#### Records supplied
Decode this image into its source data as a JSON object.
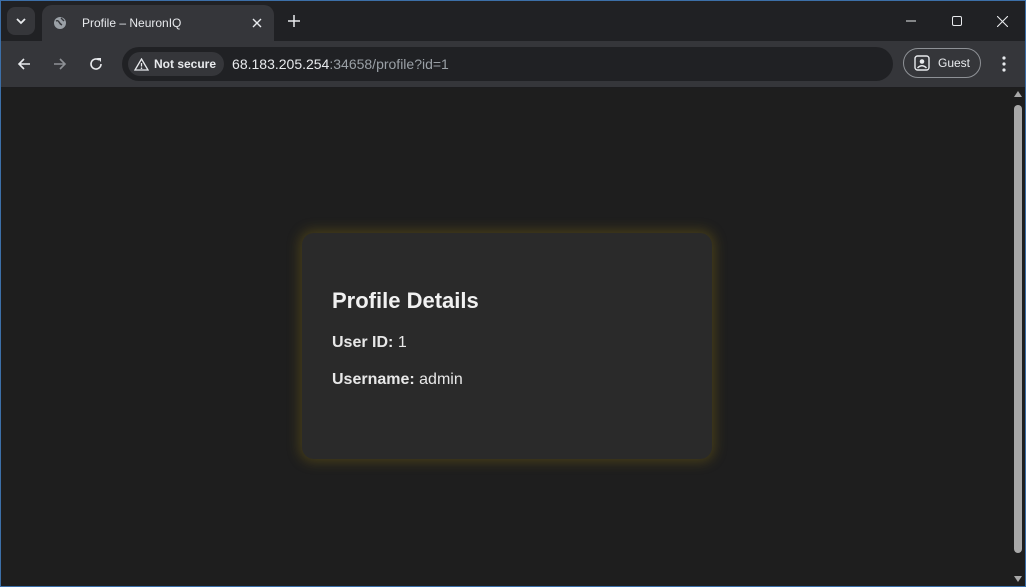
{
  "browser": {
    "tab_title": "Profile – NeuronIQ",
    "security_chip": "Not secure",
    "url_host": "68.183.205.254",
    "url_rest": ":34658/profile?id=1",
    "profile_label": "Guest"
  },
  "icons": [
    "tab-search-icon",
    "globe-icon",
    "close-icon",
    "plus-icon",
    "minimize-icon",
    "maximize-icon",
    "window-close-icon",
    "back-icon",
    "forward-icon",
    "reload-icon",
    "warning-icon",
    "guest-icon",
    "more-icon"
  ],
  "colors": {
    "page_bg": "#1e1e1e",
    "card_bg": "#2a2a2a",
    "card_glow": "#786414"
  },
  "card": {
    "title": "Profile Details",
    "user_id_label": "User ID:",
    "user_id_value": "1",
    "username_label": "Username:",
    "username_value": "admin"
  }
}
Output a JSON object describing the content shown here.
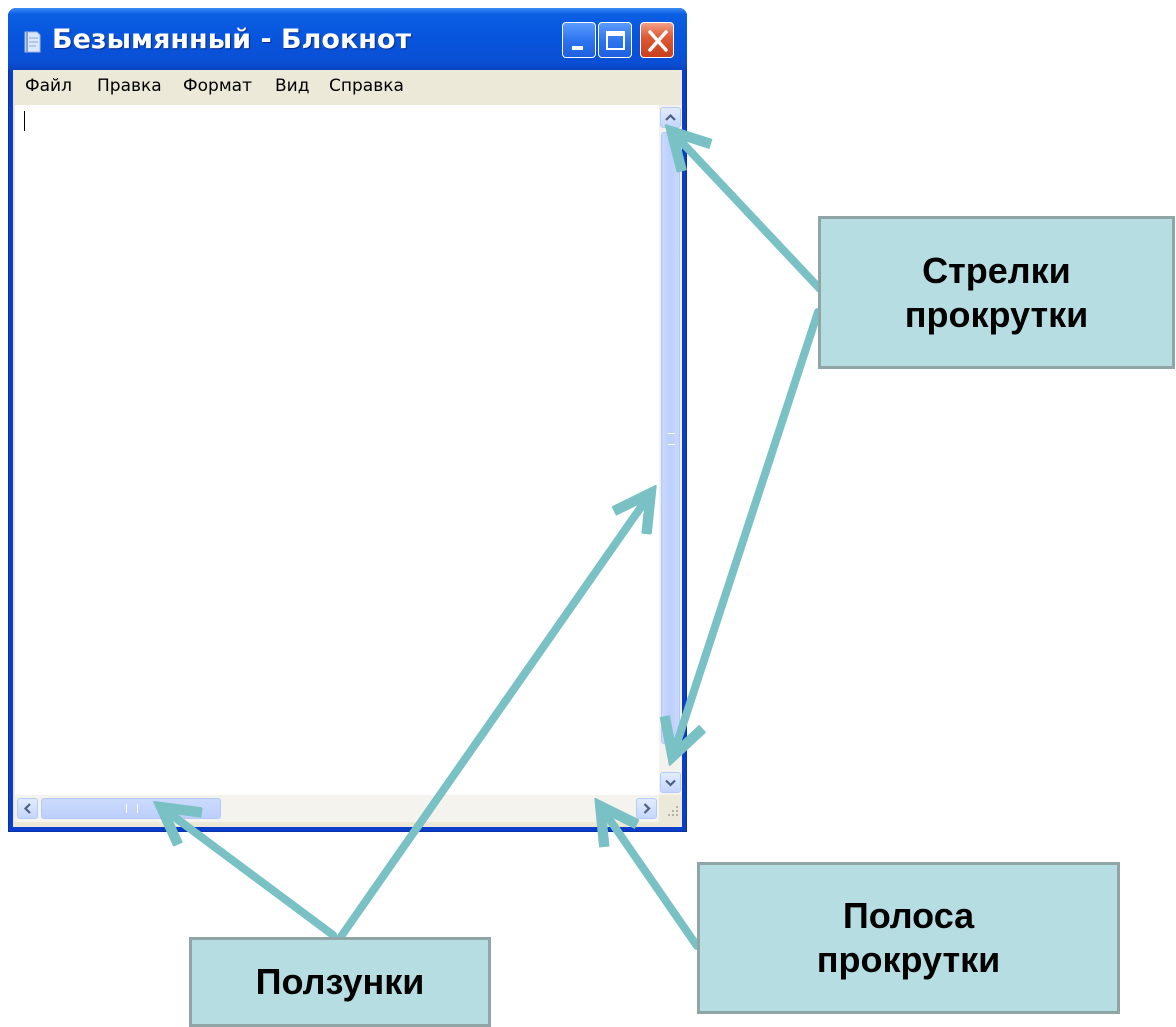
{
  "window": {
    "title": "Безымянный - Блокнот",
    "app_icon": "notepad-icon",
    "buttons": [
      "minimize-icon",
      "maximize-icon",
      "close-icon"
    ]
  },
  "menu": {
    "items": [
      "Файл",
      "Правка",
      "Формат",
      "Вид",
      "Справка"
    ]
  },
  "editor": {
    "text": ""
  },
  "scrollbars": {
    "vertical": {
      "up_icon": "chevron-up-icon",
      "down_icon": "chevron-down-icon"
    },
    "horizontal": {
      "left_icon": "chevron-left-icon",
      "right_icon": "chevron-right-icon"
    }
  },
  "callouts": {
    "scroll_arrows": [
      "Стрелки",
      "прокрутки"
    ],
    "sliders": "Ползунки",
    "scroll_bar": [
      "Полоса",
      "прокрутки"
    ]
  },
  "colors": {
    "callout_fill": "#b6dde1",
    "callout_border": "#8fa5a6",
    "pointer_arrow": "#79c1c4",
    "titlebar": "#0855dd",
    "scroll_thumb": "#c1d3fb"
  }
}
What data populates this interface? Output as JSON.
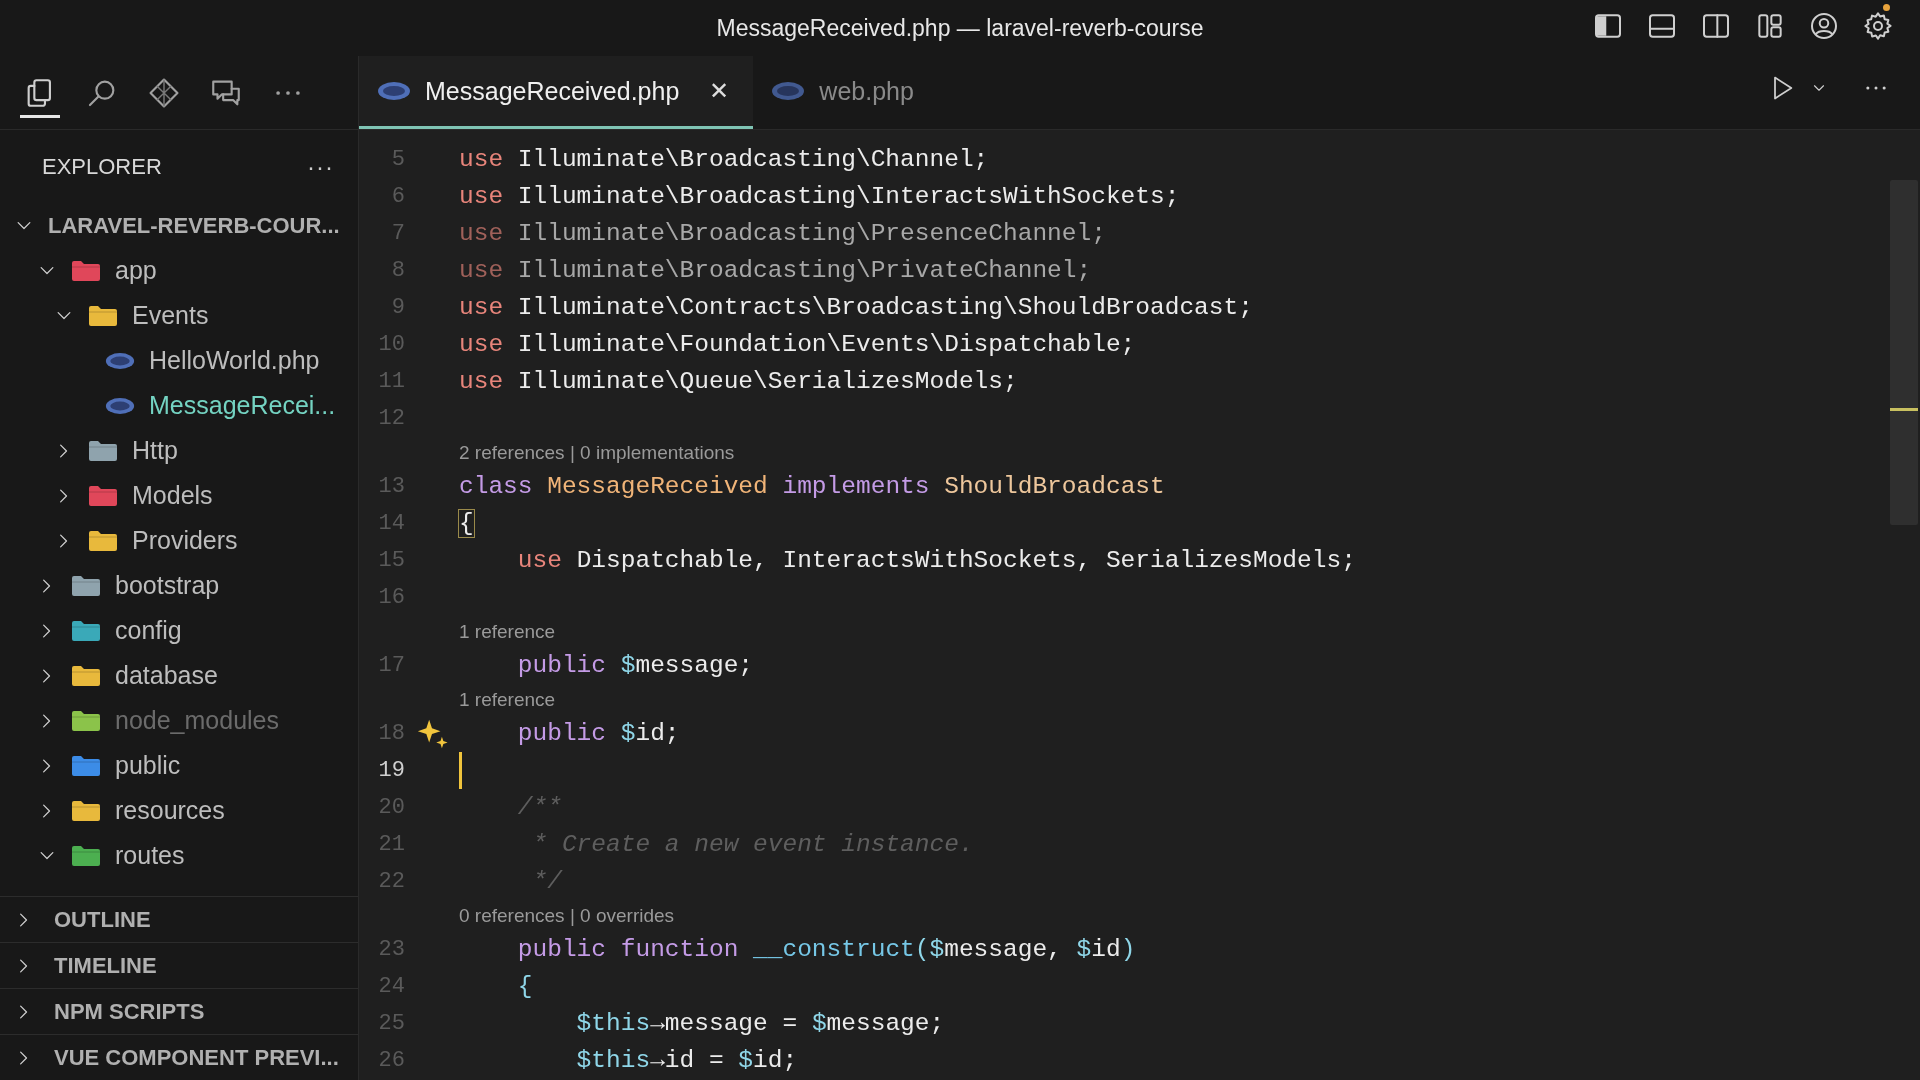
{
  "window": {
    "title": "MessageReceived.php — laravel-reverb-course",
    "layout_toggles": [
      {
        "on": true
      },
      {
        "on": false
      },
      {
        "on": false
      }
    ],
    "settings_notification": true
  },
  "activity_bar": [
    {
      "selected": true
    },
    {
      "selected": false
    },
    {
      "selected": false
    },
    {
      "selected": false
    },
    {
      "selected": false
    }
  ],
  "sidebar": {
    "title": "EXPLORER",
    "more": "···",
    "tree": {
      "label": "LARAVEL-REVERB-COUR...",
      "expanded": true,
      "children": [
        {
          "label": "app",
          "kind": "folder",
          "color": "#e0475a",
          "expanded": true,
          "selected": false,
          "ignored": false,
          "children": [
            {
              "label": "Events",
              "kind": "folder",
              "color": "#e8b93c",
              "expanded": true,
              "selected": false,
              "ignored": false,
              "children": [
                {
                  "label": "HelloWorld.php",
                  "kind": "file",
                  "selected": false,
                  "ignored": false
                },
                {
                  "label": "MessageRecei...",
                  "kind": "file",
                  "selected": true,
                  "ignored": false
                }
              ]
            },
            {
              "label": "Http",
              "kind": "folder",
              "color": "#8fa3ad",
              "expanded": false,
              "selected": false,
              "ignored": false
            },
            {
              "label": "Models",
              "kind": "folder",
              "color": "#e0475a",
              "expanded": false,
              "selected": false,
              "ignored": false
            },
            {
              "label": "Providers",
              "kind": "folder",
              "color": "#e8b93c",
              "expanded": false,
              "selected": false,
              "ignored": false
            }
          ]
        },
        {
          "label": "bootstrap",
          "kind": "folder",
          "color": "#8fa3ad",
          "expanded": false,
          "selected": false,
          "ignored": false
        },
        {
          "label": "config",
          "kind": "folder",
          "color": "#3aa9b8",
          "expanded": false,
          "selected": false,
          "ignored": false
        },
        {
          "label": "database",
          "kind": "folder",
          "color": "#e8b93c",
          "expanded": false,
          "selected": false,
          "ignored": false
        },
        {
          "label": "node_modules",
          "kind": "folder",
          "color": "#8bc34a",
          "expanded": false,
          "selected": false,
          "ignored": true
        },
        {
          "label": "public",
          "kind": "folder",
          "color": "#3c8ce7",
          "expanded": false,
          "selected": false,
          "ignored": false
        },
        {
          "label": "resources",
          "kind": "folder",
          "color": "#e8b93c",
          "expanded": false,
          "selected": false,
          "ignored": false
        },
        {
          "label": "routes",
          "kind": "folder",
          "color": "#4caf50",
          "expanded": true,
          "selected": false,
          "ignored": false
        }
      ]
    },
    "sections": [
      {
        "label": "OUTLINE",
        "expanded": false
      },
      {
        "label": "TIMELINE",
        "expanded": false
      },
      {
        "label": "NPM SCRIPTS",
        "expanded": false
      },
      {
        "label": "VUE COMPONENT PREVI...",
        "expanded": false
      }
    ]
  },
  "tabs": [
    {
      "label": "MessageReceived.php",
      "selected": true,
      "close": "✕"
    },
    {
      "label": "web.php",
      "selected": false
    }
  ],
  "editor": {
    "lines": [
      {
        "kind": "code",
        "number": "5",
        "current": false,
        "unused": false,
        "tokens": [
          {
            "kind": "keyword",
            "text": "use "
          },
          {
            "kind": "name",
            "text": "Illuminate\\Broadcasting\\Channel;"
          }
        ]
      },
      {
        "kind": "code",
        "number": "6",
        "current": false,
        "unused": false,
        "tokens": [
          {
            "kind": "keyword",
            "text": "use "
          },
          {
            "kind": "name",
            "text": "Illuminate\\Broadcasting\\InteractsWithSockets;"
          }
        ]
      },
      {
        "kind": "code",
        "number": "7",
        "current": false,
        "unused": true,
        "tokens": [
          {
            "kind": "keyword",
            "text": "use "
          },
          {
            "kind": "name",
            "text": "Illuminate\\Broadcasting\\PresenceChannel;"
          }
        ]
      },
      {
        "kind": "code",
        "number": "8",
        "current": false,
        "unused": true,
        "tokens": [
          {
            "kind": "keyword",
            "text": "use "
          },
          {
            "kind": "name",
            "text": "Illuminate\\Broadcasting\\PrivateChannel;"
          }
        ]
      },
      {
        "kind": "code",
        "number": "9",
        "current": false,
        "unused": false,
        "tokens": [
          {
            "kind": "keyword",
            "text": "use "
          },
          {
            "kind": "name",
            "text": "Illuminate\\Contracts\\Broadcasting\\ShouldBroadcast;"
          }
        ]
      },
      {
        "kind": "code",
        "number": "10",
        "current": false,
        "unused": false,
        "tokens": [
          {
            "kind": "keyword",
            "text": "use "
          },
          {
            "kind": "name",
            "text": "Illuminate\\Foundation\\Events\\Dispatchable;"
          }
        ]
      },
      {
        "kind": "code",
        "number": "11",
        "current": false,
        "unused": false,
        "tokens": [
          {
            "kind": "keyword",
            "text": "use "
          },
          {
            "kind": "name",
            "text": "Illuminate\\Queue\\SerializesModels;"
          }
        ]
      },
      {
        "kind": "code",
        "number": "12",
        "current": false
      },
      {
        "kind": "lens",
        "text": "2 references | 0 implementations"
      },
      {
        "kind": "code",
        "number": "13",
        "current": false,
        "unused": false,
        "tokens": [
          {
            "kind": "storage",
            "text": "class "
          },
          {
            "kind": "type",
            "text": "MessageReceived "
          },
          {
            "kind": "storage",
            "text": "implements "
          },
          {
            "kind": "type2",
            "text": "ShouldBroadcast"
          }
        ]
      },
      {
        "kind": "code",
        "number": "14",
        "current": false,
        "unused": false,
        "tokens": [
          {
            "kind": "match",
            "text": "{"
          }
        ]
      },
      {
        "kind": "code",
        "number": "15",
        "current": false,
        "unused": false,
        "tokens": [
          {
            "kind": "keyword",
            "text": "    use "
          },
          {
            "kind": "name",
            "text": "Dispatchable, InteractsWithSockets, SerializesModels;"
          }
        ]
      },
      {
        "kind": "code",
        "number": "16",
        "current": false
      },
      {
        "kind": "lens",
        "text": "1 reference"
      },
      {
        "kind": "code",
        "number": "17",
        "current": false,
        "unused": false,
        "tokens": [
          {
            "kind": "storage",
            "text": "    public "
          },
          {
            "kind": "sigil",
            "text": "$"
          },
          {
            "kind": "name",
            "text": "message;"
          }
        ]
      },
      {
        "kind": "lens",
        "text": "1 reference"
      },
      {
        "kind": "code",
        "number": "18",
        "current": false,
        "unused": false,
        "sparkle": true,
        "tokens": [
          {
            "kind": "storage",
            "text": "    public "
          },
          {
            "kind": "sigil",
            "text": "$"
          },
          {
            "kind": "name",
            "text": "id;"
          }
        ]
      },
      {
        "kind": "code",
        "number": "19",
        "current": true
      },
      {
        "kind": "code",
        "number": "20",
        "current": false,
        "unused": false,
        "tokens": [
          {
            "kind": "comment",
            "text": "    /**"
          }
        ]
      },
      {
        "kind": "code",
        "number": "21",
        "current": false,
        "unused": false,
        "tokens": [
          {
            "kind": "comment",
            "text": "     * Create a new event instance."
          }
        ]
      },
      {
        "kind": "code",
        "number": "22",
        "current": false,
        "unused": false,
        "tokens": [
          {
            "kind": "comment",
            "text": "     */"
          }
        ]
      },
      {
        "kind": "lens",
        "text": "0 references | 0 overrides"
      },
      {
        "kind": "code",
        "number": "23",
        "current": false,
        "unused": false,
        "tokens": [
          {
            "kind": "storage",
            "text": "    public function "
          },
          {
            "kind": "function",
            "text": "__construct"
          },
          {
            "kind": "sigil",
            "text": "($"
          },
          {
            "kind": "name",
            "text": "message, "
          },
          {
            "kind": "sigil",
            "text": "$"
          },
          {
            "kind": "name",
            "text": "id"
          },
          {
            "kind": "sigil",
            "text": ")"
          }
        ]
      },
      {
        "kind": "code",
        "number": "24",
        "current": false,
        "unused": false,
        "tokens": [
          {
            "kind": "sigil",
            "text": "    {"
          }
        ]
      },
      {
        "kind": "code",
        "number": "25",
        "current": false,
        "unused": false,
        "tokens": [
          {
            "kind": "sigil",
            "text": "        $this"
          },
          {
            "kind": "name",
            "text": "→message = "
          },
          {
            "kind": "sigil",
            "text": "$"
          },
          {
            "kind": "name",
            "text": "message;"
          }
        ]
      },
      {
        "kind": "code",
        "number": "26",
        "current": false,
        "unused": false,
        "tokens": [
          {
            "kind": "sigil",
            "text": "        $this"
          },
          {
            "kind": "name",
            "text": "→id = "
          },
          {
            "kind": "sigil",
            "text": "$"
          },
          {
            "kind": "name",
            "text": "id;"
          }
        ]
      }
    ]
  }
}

#### Aim
Looking at the listing above, how many of its lines contain the string "Dispatchable"? Give the number alone.

#### Task response
2